> WHAT THE TASK REQUIRES:
Lines containing the string "innovation" are to be collected in full.
______________________________
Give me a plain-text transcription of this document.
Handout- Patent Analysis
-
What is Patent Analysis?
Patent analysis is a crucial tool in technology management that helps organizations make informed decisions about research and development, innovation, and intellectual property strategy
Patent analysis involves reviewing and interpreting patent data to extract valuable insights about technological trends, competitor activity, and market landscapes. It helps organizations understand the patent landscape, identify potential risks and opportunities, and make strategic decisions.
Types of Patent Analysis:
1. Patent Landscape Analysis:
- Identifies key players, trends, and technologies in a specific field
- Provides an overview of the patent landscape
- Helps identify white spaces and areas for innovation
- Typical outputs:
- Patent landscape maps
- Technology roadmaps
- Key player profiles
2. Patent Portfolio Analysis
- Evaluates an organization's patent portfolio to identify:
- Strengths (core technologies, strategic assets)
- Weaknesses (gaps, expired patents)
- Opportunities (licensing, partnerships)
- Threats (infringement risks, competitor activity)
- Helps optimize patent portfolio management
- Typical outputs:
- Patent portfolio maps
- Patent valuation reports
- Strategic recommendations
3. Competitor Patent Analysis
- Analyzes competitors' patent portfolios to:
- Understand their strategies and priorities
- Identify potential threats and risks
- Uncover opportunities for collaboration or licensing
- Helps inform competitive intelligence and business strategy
______________________________
> OUTPUT BELOW:
Patent analysis is a crucial tool in technology management that helps organizations make informed decisions about research and development, innovation, and intellectual property strategy
- Helps identify white spaces and areas for innovation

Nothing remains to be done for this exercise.